▸ **Given instruction**
Pick out all lines of the entries that include the word "title" and copy them.

▸ **Data shown**
====================

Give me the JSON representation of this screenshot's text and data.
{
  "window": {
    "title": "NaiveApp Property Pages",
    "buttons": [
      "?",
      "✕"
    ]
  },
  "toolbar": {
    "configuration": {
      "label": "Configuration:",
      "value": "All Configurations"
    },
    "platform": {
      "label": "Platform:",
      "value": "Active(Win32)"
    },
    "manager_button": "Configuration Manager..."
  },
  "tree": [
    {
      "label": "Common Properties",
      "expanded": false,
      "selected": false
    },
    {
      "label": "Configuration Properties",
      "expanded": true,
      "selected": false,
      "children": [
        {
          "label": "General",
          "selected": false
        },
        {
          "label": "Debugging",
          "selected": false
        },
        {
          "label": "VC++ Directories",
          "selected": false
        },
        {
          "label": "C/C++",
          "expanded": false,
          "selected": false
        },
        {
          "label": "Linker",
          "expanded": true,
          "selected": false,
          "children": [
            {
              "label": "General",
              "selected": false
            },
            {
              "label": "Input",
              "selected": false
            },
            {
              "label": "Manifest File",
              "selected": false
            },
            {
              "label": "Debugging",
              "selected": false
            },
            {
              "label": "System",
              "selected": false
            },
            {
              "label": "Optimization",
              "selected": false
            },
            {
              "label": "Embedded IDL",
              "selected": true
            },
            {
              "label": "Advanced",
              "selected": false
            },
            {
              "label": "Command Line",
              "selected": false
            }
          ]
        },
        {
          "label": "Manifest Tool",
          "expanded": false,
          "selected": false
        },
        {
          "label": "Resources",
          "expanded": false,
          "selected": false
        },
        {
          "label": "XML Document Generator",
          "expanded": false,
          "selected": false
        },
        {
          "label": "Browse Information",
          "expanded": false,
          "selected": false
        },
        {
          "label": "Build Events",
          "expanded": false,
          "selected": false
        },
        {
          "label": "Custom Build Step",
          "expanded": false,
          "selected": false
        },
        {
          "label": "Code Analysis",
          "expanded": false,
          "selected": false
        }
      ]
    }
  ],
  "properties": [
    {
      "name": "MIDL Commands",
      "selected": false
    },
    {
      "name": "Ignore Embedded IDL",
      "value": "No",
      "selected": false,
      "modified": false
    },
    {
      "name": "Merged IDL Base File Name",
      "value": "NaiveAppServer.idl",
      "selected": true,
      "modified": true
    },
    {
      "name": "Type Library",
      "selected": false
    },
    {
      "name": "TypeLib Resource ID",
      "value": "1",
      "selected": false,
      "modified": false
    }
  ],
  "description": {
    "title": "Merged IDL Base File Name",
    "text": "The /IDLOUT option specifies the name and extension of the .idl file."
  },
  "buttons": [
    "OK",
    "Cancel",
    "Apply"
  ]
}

====================

▸ **Result**
    "title": "NaiveApp Property Pages",
    "title": "Merged IDL Base File Name",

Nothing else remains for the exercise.